> **WRITTEN PROBLEM**:
Copy every line of the data that includes the string "Efficiencies".

Stored data entries
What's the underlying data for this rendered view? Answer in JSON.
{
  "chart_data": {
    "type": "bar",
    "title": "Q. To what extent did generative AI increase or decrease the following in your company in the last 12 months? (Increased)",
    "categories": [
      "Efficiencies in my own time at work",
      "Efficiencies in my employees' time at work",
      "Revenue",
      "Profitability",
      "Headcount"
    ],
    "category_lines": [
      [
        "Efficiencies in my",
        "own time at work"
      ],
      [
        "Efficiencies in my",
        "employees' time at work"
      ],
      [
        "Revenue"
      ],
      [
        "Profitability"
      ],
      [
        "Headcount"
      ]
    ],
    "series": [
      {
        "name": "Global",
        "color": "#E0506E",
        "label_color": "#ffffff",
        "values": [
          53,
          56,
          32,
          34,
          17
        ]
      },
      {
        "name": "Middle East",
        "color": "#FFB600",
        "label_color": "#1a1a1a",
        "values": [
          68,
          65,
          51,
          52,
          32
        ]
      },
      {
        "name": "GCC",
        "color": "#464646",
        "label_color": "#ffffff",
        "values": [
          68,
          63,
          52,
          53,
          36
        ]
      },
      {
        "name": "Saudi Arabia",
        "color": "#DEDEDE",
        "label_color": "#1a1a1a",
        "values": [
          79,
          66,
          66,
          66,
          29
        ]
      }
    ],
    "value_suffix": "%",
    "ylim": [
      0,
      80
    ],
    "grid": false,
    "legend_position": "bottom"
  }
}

> **RESPONSE**:
      "Efficiencies in my own time at work",
      "Efficiencies in my employees' time at work",
        "Efficiencies in my",
        "Efficiencies in my",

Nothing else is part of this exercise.